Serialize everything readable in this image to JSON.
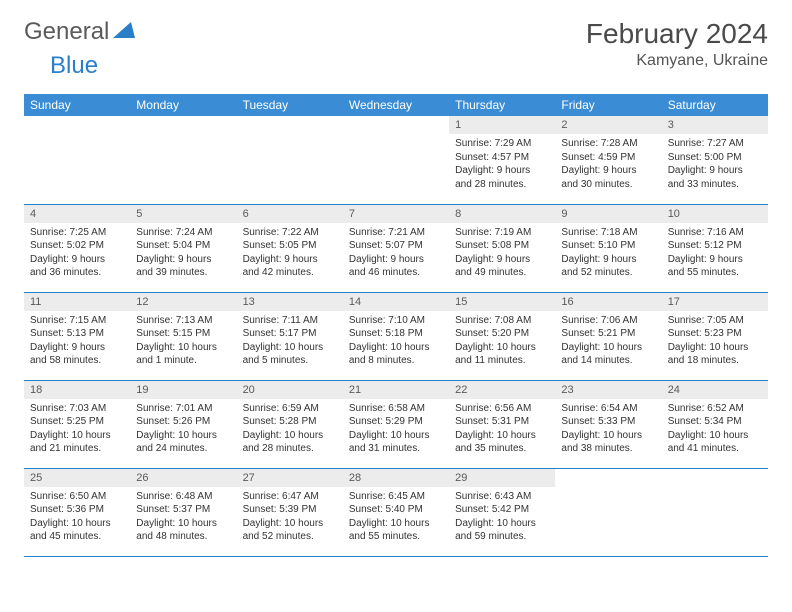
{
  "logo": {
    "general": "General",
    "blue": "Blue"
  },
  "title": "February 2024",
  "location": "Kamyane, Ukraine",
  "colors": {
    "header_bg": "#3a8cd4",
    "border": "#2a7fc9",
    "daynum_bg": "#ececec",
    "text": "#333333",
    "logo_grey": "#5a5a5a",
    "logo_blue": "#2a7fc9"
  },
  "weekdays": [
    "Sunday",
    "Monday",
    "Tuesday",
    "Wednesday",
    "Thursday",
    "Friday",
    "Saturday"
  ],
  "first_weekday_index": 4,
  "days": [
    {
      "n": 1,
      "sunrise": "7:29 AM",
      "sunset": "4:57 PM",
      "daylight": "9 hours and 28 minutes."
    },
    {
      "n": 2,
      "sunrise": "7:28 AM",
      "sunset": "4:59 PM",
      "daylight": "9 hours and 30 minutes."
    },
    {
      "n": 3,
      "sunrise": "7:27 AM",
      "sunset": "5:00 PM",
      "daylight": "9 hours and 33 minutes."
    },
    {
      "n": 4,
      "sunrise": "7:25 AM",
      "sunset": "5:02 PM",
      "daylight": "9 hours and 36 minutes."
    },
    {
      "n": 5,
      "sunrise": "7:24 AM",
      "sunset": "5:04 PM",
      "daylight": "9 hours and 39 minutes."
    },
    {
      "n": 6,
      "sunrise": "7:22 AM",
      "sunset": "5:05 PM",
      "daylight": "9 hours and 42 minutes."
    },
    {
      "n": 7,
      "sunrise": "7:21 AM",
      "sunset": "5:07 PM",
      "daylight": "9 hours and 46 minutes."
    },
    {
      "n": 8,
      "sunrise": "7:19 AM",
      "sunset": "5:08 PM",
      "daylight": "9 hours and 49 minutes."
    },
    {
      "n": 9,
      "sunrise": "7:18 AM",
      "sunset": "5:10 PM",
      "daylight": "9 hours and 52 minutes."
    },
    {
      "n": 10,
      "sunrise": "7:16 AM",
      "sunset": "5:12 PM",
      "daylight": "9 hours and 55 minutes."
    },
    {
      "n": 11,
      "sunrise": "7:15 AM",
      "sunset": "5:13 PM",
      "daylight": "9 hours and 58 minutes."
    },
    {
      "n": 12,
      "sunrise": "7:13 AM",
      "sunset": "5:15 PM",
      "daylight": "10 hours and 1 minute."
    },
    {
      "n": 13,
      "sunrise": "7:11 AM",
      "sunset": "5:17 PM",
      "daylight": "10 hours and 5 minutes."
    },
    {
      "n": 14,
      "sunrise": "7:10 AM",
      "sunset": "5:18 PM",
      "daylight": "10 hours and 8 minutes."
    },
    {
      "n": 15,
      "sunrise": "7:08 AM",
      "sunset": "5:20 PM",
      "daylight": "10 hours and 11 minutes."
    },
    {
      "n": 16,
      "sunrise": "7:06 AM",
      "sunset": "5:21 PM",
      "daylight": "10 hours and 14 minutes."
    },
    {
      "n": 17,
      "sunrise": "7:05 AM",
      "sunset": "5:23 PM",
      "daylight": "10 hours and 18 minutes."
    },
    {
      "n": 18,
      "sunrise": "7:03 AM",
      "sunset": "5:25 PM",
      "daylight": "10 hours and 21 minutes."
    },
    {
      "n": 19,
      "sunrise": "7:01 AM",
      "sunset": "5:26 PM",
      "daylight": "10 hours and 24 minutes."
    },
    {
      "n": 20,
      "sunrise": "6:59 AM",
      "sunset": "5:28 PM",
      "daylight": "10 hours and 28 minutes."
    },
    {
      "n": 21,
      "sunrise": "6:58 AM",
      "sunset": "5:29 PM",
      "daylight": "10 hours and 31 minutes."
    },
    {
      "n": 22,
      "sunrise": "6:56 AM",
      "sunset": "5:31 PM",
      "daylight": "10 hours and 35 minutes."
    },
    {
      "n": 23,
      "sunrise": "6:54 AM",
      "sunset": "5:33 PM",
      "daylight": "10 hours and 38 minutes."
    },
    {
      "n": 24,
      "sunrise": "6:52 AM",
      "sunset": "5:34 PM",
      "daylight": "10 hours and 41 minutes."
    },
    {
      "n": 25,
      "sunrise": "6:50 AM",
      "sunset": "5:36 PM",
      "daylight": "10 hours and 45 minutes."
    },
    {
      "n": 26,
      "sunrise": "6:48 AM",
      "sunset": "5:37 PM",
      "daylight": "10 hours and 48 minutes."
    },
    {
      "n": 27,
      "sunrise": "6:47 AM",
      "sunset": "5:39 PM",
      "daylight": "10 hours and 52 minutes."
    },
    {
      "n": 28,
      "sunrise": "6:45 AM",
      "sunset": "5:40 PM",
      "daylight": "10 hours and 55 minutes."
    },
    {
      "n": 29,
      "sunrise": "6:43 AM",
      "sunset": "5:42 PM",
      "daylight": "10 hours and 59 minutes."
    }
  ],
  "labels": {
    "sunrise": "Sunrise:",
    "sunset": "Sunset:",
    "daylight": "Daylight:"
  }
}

********

**STATED TASK:**
Write out the records above once more, word for word, with no pictures.

**TASK RESPONSE:**
Serialize everything readable in this image to JSON.
{
  "logo": {
    "general": "General",
    "blue": "Blue"
  },
  "title": "February 2024",
  "location": "Kamyane, Ukraine",
  "colors": {
    "header_bg": "#3a8cd4",
    "border": "#2a7fc9",
    "daynum_bg": "#ececec",
    "text": "#333333",
    "logo_grey": "#5a5a5a",
    "logo_blue": "#2a7fc9"
  },
  "weekdays": [
    "Sunday",
    "Monday",
    "Tuesday",
    "Wednesday",
    "Thursday",
    "Friday",
    "Saturday"
  ],
  "first_weekday_index": 4,
  "days": [
    {
      "n": 1,
      "sunrise": "7:29 AM",
      "sunset": "4:57 PM",
      "daylight": "9 hours and 28 minutes."
    },
    {
      "n": 2,
      "sunrise": "7:28 AM",
      "sunset": "4:59 PM",
      "daylight": "9 hours and 30 minutes."
    },
    {
      "n": 3,
      "sunrise": "7:27 AM",
      "sunset": "5:00 PM",
      "daylight": "9 hours and 33 minutes."
    },
    {
      "n": 4,
      "sunrise": "7:25 AM",
      "sunset": "5:02 PM",
      "daylight": "9 hours and 36 minutes."
    },
    {
      "n": 5,
      "sunrise": "7:24 AM",
      "sunset": "5:04 PM",
      "daylight": "9 hours and 39 minutes."
    },
    {
      "n": 6,
      "sunrise": "7:22 AM",
      "sunset": "5:05 PM",
      "daylight": "9 hours and 42 minutes."
    },
    {
      "n": 7,
      "sunrise": "7:21 AM",
      "sunset": "5:07 PM",
      "daylight": "9 hours and 46 minutes."
    },
    {
      "n": 8,
      "sunrise": "7:19 AM",
      "sunset": "5:08 PM",
      "daylight": "9 hours and 49 minutes."
    },
    {
      "n": 9,
      "sunrise": "7:18 AM",
      "sunset": "5:10 PM",
      "daylight": "9 hours and 52 minutes."
    },
    {
      "n": 10,
      "sunrise": "7:16 AM",
      "sunset": "5:12 PM",
      "daylight": "9 hours and 55 minutes."
    },
    {
      "n": 11,
      "sunrise": "7:15 AM",
      "sunset": "5:13 PM",
      "daylight": "9 hours and 58 minutes."
    },
    {
      "n": 12,
      "sunrise": "7:13 AM",
      "sunset": "5:15 PM",
      "daylight": "10 hours and 1 minute."
    },
    {
      "n": 13,
      "sunrise": "7:11 AM",
      "sunset": "5:17 PM",
      "daylight": "10 hours and 5 minutes."
    },
    {
      "n": 14,
      "sunrise": "7:10 AM",
      "sunset": "5:18 PM",
      "daylight": "10 hours and 8 minutes."
    },
    {
      "n": 15,
      "sunrise": "7:08 AM",
      "sunset": "5:20 PM",
      "daylight": "10 hours and 11 minutes."
    },
    {
      "n": 16,
      "sunrise": "7:06 AM",
      "sunset": "5:21 PM",
      "daylight": "10 hours and 14 minutes."
    },
    {
      "n": 17,
      "sunrise": "7:05 AM",
      "sunset": "5:23 PM",
      "daylight": "10 hours and 18 minutes."
    },
    {
      "n": 18,
      "sunrise": "7:03 AM",
      "sunset": "5:25 PM",
      "daylight": "10 hours and 21 minutes."
    },
    {
      "n": 19,
      "sunrise": "7:01 AM",
      "sunset": "5:26 PM",
      "daylight": "10 hours and 24 minutes."
    },
    {
      "n": 20,
      "sunrise": "6:59 AM",
      "sunset": "5:28 PM",
      "daylight": "10 hours and 28 minutes."
    },
    {
      "n": 21,
      "sunrise": "6:58 AM",
      "sunset": "5:29 PM",
      "daylight": "10 hours and 31 minutes."
    },
    {
      "n": 22,
      "sunrise": "6:56 AM",
      "sunset": "5:31 PM",
      "daylight": "10 hours and 35 minutes."
    },
    {
      "n": 23,
      "sunrise": "6:54 AM",
      "sunset": "5:33 PM",
      "daylight": "10 hours and 38 minutes."
    },
    {
      "n": 24,
      "sunrise": "6:52 AM",
      "sunset": "5:34 PM",
      "daylight": "10 hours and 41 minutes."
    },
    {
      "n": 25,
      "sunrise": "6:50 AM",
      "sunset": "5:36 PM",
      "daylight": "10 hours and 45 minutes."
    },
    {
      "n": 26,
      "sunrise": "6:48 AM",
      "sunset": "5:37 PM",
      "daylight": "10 hours and 48 minutes."
    },
    {
      "n": 27,
      "sunrise": "6:47 AM",
      "sunset": "5:39 PM",
      "daylight": "10 hours and 52 minutes."
    },
    {
      "n": 28,
      "sunrise": "6:45 AM",
      "sunset": "5:40 PM",
      "daylight": "10 hours and 55 minutes."
    },
    {
      "n": 29,
      "sunrise": "6:43 AM",
      "sunset": "5:42 PM",
      "daylight": "10 hours and 59 minutes."
    }
  ],
  "labels": {
    "sunrise": "Sunrise:",
    "sunset": "Sunset:",
    "daylight": "Daylight:"
  }
}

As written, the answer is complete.